What to produce: Reproduce the listing word for word, leaving every picture behind.

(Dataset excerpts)

— START —

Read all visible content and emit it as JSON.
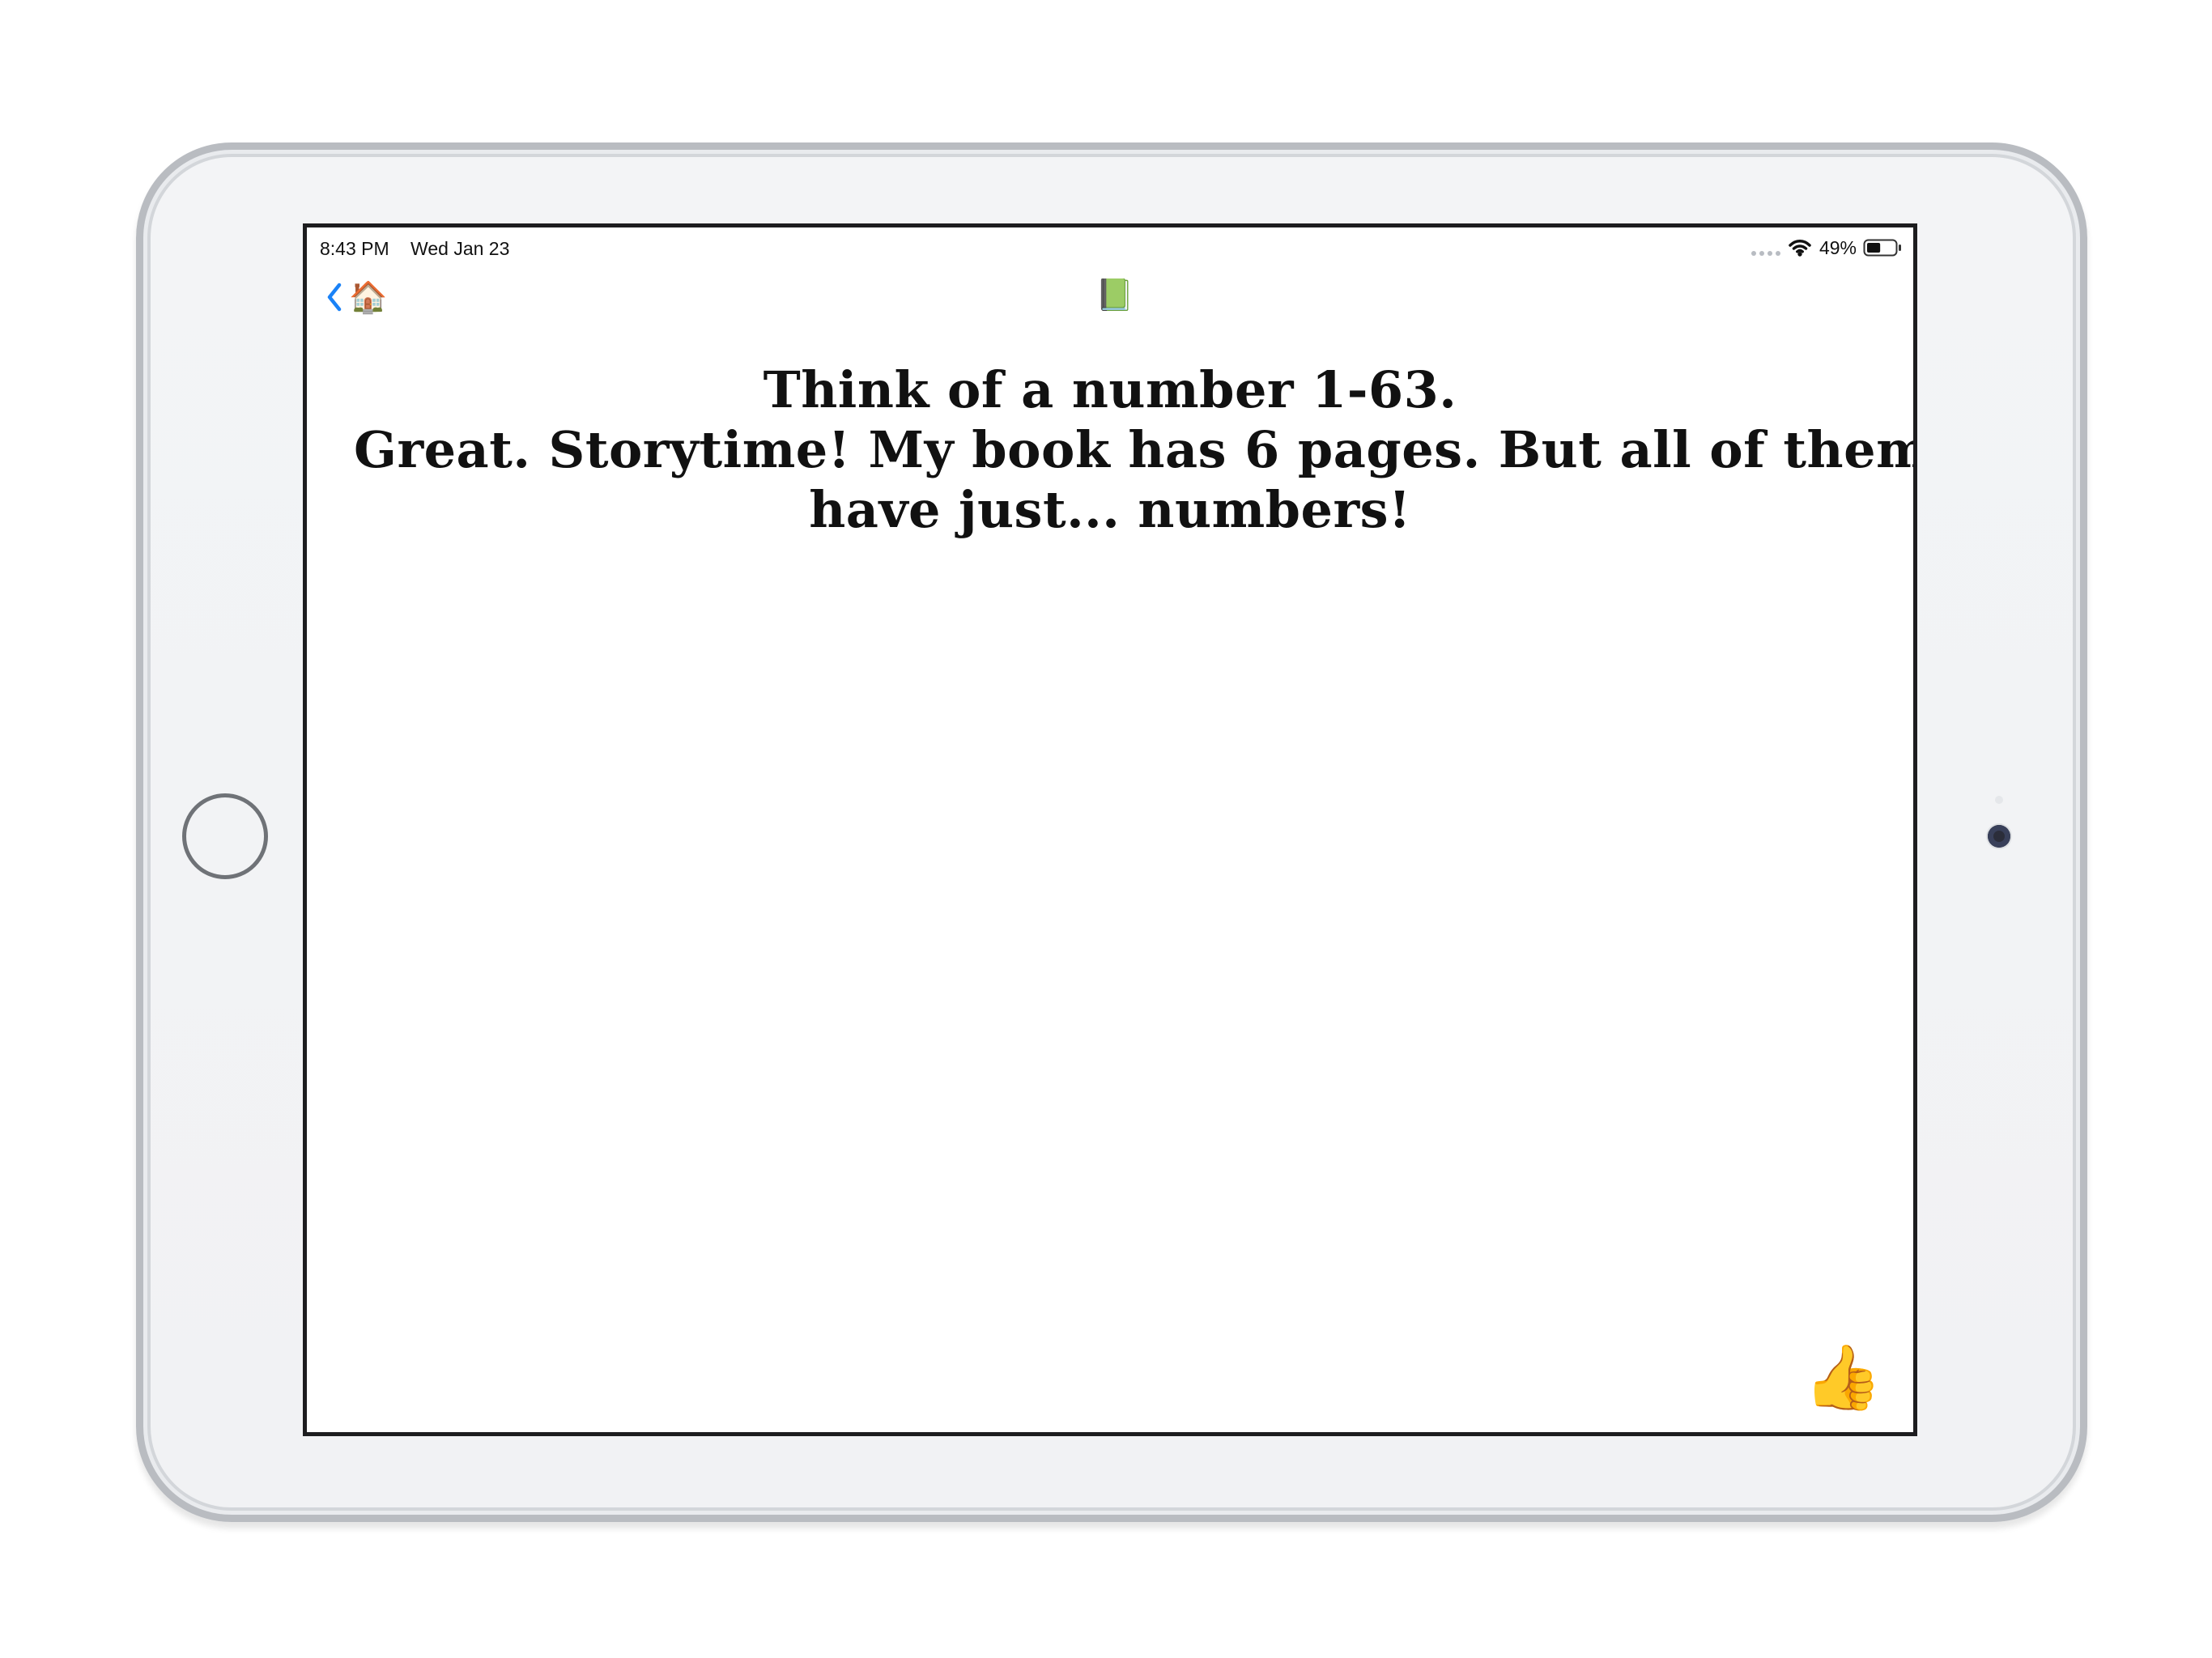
{
  "status_bar": {
    "time": "8:43 PM",
    "date": "Wed Jan 23",
    "battery_percent": "49%",
    "battery_level": 0.49,
    "wifi_icon": "wifi-icon",
    "cellular_icon": "signal-dots-icon",
    "battery_icon": "battery-icon"
  },
  "navigation": {
    "back_icon": "chevron-left-icon",
    "back_emoji": "🏠",
    "title_emoji": "📗"
  },
  "content": {
    "line_1": "Think of a number 1-63.",
    "line_2": "Great. Storytime! My book has 6 pages. But all of them",
    "line_3": "have just... numbers!"
  },
  "actions": {
    "confirm_emoji": "👍"
  },
  "colors": {
    "accent": "#1a82f7",
    "text": "#111111",
    "screen_border": "#1d1d1f",
    "device_body": "#f3f4f6"
  }
}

— END —

Exercise answer:
Read all visible content and emit it as JSON.
{
  "status_bar": {
    "time": "8:43 PM",
    "date": "Wed Jan 23",
    "battery_percent": "49%",
    "battery_level": 0.49,
    "wifi_icon": "wifi-icon",
    "cellular_icon": "signal-dots-icon",
    "battery_icon": "battery-icon"
  },
  "navigation": {
    "back_icon": "chevron-left-icon",
    "back_emoji": "🏠",
    "title_emoji": "📗"
  },
  "content": {
    "line_1": "Think of a number 1-63.",
    "line_2": "Great. Storytime! My book has 6 pages. But all of them",
    "line_3": "have just... numbers!"
  },
  "actions": {
    "confirm_emoji": "👍"
  },
  "colors": {
    "accent": "#1a82f7",
    "text": "#111111",
    "screen_border": "#1d1d1f",
    "device_body": "#f3f4f6"
  }
}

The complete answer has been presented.